**Brief**
Scan the data below for the string "elements". Copy every line where it appears.
····················
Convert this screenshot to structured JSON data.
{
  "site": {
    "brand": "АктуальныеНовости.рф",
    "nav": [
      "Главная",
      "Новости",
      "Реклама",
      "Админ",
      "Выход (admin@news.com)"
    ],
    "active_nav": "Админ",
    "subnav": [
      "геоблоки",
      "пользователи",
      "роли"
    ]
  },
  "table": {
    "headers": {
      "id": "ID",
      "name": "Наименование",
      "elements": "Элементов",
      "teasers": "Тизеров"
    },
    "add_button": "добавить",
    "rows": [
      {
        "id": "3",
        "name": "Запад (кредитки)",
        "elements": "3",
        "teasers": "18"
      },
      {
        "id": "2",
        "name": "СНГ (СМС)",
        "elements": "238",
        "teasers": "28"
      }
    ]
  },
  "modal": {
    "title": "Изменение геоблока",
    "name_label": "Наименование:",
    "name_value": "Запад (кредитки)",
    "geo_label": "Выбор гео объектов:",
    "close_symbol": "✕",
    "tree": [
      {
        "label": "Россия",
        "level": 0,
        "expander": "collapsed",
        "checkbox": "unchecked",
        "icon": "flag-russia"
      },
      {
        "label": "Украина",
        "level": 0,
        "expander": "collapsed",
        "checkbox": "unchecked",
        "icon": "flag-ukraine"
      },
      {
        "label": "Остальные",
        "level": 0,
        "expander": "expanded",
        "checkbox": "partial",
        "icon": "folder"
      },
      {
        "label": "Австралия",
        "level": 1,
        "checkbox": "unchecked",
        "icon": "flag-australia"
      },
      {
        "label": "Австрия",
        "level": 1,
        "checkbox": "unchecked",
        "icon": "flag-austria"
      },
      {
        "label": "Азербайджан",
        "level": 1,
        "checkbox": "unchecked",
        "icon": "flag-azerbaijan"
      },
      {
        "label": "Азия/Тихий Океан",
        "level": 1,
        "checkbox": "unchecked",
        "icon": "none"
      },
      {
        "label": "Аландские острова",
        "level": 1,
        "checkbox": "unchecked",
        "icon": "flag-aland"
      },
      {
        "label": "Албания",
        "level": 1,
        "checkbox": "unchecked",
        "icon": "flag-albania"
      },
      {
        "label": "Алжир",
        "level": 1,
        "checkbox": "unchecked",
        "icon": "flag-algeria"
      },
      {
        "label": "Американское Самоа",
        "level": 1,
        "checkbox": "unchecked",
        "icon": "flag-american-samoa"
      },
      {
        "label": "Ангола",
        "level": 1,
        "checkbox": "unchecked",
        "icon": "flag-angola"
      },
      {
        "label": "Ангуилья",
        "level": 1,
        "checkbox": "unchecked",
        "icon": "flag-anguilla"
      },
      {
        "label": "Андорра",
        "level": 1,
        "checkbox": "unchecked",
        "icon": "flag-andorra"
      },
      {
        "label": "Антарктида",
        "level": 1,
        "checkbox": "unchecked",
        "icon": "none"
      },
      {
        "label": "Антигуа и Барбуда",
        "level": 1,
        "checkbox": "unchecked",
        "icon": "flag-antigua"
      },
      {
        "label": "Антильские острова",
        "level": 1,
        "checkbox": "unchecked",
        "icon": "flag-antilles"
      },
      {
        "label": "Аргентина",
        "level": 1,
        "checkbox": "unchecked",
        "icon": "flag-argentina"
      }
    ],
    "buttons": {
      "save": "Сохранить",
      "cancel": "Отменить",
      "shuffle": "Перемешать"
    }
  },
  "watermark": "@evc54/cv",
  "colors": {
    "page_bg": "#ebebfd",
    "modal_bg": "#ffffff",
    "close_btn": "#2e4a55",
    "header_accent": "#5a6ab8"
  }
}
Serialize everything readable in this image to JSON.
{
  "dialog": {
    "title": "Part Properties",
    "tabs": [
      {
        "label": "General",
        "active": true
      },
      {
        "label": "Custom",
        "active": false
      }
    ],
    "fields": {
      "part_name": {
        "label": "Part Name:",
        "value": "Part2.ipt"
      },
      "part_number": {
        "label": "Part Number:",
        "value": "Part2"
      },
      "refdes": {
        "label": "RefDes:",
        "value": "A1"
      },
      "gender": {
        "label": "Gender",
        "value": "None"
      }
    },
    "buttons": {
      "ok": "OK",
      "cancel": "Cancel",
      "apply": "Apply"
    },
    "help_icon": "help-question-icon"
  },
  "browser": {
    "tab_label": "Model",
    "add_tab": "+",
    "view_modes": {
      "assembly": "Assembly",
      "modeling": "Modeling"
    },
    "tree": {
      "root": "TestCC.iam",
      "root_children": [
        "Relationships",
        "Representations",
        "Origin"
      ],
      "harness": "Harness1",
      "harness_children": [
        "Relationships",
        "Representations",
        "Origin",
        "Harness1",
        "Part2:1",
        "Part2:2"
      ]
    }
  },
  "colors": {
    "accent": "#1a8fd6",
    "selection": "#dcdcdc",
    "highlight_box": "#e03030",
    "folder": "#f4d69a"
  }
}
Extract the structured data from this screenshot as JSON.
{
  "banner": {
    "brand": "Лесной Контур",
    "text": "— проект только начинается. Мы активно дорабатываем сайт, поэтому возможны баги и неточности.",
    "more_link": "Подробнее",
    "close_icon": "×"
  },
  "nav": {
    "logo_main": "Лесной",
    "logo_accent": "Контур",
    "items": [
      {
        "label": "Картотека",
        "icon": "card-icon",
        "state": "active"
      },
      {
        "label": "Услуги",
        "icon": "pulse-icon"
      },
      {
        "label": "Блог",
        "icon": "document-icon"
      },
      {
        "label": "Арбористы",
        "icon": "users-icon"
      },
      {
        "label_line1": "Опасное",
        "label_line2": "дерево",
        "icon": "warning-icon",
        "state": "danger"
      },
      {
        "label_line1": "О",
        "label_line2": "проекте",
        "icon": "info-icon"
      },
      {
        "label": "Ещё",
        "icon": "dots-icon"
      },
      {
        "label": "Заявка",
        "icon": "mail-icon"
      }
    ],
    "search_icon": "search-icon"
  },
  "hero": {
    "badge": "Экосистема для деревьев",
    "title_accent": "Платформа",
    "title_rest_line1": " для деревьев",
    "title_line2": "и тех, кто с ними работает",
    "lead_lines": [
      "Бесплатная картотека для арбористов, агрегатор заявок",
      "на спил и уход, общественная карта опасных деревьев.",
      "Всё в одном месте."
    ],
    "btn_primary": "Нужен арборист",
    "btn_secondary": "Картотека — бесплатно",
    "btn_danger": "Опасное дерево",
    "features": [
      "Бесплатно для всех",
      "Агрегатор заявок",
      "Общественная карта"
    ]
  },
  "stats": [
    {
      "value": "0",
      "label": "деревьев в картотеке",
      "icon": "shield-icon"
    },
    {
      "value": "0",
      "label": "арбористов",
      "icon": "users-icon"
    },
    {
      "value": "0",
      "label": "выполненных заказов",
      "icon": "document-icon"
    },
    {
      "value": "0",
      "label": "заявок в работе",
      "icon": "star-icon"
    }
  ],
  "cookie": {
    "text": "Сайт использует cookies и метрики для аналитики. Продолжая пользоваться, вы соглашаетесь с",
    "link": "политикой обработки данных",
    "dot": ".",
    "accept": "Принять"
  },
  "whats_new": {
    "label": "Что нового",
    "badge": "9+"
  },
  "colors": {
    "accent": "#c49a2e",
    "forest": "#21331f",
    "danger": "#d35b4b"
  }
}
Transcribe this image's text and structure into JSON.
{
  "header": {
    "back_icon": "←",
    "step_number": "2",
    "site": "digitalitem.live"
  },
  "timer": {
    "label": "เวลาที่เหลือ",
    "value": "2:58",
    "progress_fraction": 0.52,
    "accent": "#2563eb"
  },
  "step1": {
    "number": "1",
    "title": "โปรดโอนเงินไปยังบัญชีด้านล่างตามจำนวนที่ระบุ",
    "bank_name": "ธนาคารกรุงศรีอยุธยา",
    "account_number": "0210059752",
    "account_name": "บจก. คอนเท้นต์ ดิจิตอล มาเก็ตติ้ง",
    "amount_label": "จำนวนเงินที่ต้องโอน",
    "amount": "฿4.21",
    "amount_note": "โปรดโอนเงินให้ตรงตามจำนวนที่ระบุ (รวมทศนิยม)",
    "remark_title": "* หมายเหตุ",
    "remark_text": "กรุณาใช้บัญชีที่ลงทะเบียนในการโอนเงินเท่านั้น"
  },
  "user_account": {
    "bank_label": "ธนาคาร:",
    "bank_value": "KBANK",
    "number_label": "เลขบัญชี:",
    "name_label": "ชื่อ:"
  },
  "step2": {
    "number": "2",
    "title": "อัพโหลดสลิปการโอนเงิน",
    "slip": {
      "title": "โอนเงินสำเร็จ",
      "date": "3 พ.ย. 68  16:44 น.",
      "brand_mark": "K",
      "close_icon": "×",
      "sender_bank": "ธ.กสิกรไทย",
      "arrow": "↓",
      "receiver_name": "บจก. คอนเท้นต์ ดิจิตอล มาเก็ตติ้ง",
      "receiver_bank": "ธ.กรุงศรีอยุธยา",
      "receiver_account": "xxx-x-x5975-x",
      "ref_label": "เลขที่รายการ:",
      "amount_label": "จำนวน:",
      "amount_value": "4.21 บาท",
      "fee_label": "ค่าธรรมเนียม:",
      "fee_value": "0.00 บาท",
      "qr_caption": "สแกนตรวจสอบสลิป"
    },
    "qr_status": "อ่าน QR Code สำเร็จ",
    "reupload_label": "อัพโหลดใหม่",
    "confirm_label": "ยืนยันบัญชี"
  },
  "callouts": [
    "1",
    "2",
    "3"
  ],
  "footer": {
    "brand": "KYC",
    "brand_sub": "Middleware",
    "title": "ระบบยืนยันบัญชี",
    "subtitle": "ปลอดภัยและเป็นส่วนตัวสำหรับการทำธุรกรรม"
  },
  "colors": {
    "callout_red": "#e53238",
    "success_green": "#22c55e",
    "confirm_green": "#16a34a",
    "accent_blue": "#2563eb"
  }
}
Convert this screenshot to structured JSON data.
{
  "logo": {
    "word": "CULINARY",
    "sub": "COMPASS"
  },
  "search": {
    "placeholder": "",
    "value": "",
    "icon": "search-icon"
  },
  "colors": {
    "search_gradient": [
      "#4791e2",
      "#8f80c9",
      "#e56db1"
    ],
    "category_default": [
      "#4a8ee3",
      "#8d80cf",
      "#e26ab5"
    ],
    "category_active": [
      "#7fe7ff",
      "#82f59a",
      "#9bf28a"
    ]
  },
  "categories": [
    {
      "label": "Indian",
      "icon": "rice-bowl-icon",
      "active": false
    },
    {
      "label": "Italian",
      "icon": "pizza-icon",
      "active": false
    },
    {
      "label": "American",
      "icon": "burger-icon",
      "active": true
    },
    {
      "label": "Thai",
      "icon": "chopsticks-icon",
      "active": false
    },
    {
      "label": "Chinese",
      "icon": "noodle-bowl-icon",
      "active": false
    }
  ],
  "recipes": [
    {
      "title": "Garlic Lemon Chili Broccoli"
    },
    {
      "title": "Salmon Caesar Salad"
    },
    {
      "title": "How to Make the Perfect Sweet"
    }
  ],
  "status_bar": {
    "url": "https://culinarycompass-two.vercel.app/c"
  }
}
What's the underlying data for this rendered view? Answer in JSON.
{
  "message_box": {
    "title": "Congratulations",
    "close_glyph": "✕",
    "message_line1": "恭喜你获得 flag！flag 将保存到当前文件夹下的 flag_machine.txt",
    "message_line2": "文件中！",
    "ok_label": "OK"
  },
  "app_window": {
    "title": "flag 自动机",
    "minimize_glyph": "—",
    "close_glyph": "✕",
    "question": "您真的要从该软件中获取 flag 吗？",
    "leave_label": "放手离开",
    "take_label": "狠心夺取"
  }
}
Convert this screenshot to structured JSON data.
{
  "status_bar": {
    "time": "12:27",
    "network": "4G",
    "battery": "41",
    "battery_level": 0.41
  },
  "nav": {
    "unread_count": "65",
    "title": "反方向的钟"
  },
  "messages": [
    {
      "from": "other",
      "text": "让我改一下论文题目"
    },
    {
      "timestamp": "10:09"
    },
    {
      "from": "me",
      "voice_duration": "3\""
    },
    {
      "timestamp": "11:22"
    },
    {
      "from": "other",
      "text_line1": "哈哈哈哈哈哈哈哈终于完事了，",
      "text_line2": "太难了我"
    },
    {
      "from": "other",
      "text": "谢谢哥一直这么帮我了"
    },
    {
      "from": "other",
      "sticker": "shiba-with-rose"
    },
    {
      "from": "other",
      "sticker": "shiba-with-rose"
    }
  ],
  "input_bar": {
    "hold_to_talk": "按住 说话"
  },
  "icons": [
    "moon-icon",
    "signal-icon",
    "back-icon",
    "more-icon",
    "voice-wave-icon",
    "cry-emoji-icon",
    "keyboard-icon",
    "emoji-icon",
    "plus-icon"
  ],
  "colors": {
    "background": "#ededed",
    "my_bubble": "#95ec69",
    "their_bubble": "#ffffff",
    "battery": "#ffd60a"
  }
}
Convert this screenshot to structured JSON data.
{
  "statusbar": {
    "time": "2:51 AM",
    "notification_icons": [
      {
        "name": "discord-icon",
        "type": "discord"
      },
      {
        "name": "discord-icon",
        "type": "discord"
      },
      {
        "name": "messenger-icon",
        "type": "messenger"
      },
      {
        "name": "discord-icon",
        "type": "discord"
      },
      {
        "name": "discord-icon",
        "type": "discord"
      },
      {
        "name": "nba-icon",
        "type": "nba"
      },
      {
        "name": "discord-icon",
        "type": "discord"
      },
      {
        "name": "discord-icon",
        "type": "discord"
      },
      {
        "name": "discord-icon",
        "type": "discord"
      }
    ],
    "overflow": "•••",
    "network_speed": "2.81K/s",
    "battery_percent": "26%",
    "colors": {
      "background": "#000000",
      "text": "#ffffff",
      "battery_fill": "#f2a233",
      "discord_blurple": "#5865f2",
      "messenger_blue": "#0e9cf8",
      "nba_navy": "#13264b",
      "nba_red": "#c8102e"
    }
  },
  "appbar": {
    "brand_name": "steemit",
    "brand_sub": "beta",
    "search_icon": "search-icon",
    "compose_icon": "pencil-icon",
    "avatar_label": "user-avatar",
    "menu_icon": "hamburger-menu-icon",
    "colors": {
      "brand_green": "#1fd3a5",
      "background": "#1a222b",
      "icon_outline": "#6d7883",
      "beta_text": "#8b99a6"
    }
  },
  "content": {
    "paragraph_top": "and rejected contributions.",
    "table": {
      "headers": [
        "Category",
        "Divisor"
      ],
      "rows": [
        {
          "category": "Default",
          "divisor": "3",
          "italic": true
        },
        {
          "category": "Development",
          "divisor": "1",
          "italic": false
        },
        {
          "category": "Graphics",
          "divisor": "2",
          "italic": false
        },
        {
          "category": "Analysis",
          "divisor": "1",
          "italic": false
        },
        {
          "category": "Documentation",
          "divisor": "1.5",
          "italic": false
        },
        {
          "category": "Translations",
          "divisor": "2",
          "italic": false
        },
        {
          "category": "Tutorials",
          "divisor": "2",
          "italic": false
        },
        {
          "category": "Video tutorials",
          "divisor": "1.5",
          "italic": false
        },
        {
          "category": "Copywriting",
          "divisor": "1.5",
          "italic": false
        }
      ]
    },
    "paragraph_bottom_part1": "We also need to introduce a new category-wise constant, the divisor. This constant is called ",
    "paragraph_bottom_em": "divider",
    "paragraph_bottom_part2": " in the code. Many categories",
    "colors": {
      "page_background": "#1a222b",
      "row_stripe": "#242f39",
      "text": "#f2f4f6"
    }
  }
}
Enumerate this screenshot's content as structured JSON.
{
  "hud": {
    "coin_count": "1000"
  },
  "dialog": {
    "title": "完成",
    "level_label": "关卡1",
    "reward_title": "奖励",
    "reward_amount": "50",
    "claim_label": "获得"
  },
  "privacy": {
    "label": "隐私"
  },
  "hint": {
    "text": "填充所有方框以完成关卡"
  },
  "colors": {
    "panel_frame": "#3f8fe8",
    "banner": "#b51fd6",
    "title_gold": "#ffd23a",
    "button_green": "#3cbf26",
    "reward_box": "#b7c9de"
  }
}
····················
**Full response**
      "elements": "Элементов",
        "elements": "3",
        "elements": "238",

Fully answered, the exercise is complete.